# EXERCISE INSTRUCTIONS
For this exercise, copy out each line of the material below that includes "Read".

# EXERCISE MATERIAL
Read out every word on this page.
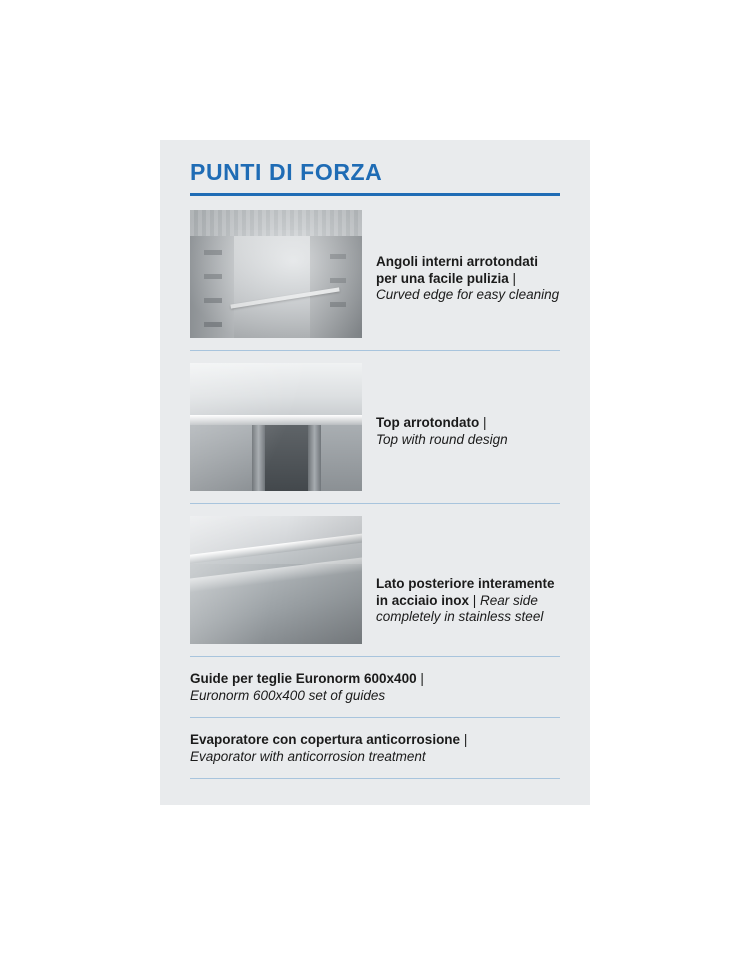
PUNTI DI FORZA
Angoli interni arrotondati per una facile pulizia | Curved edge for easy cleaning
Top arrotondato |
Top with round design
Lato posteriore interamente in acciaio inox | Rear side completely in stainless steel
Guide per teglie Euronorm 600x400 |
Euronorm 600x400 set of guides
Evaporatore con copertura anticorrosione |
Evaporator with anticorrosion treatment
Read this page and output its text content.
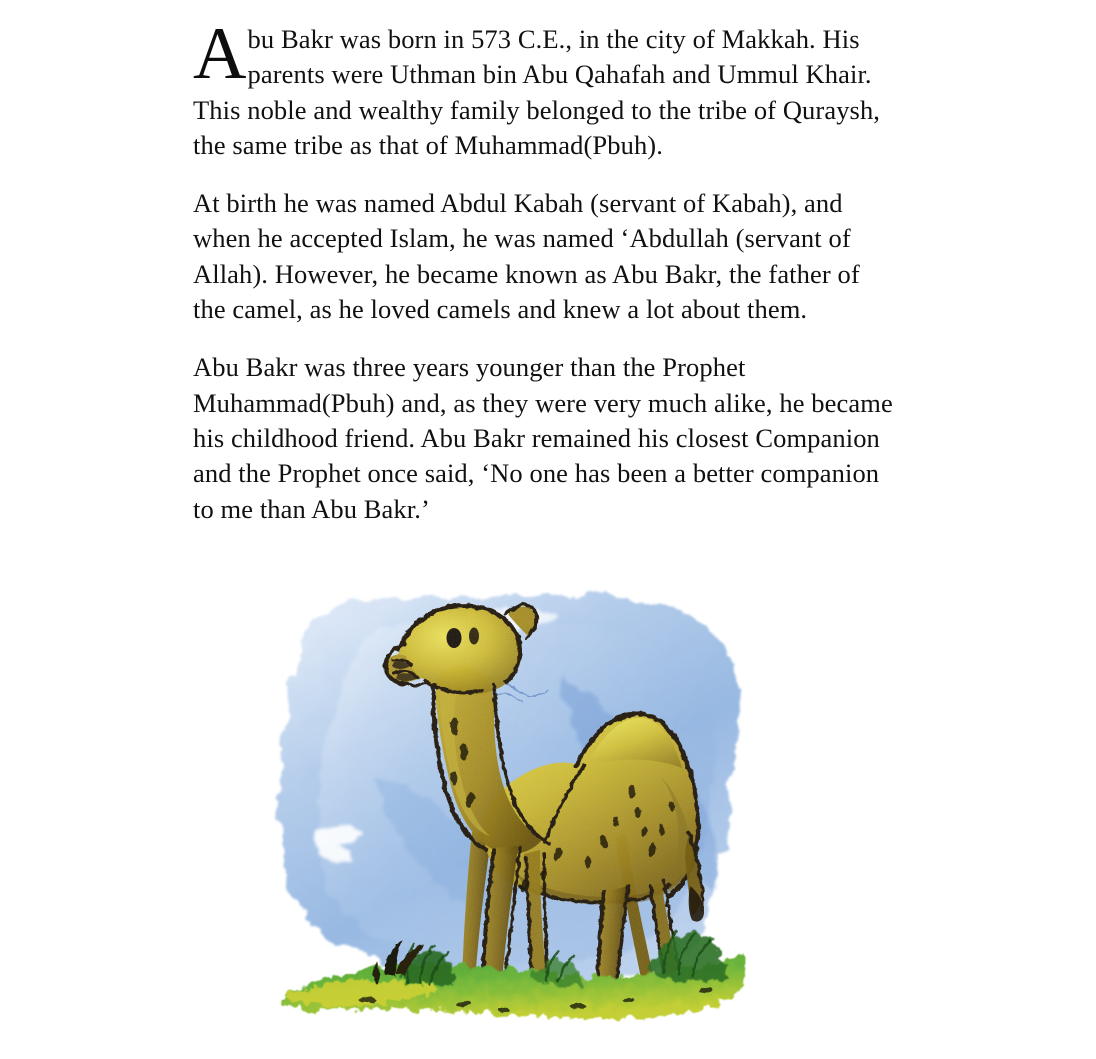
Abu Bakr was born in 573 C.E., in the city of Makkah. His parents were Uthman bin Abu Qahafah and Ummul Khair. This noble and wealthy family belonged to the tribe of Quraysh, the same tribe as that of Muhammad(Pbuh).

At birth he was named Abdul Kabah (servant of Kabah), and when he accepted Islam, he was named ‘Abdullah (servant of Allah). However, he became known as Abu Bakr, the father of  the camel, as he loved camels and knew a lot about them.

Abu Bakr was three years younger than the Prophet Muhammad(Pbuh) and, as they were very much alike, he became his childhood friend. Abu Bakr remained his closest Companion and the Prophet once said, ‘No one has been a better companion to me than Abu Bakr.’
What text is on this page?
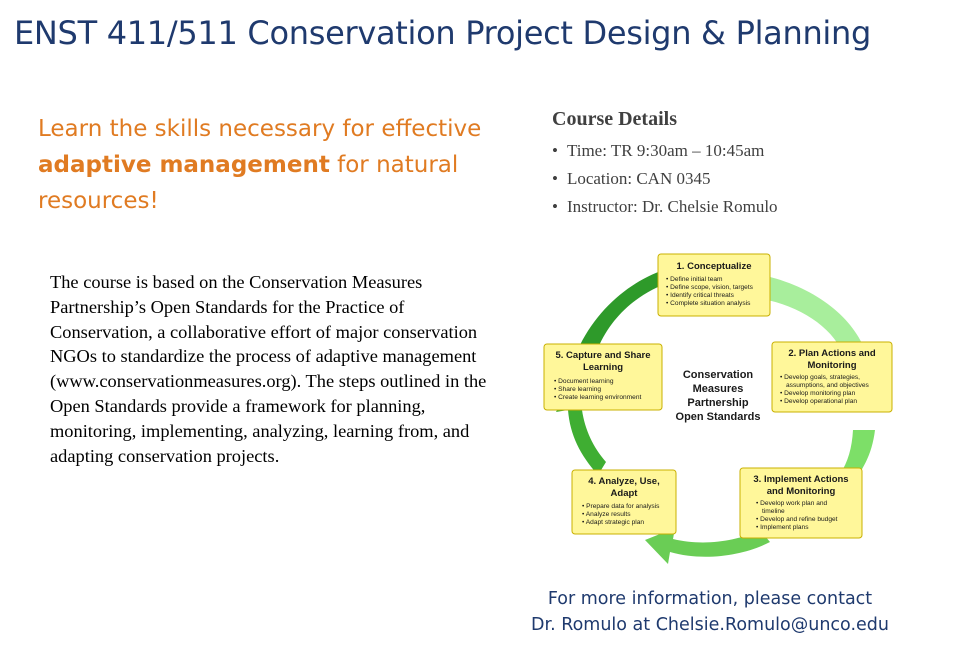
ENST 411/511 Conservation Project Design & Planning
Learn the skills necessary for effective adaptive management for natural resources!
Course Details
• Time: TR 9:30am – 10:45am
• Location: CAN 0345
• Instructor: Dr. Chelsie Romulo
The course is based on the Conservation Measures Partnership’s Open Standards for the Practice of Conservation, a collaborative effort of major conservation NGOs to standardize the process of adaptive management (www.conservationmeasures.org). The steps outlined in the Open Standards provide a framework for planning, monitoring, implementing, analyzing, learning from, and adapting conservation projects.
Conservation
Measures
Partnership
Open Standards
1. Conceptualize
• Define initial team
• Define scope, vision, targets
• Identify critical threats
• Complete situation analysis
2. Plan Actions and
Monitoring
• Develop goals, strategies,
assumptions, and objectives
• Develop monitoring plan
• Develop operational plan
3. Implement Actions
and Monitoring
• Develop work plan and
timeline
• Develop and refine budget
• Implement plans
4. Analyze, Use,
Adapt
• Prepare data for analysis
• Analyze results
• Adapt strategic plan
5. Capture and Share
Learning
• Document learning
• Share learning
• Create learning environment
For more information, please contact
Dr. Romulo at Chelsie.Romulo@unco.edu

# OUTPUT BELOW
Read out every word on this page.
Read this page and output its text content.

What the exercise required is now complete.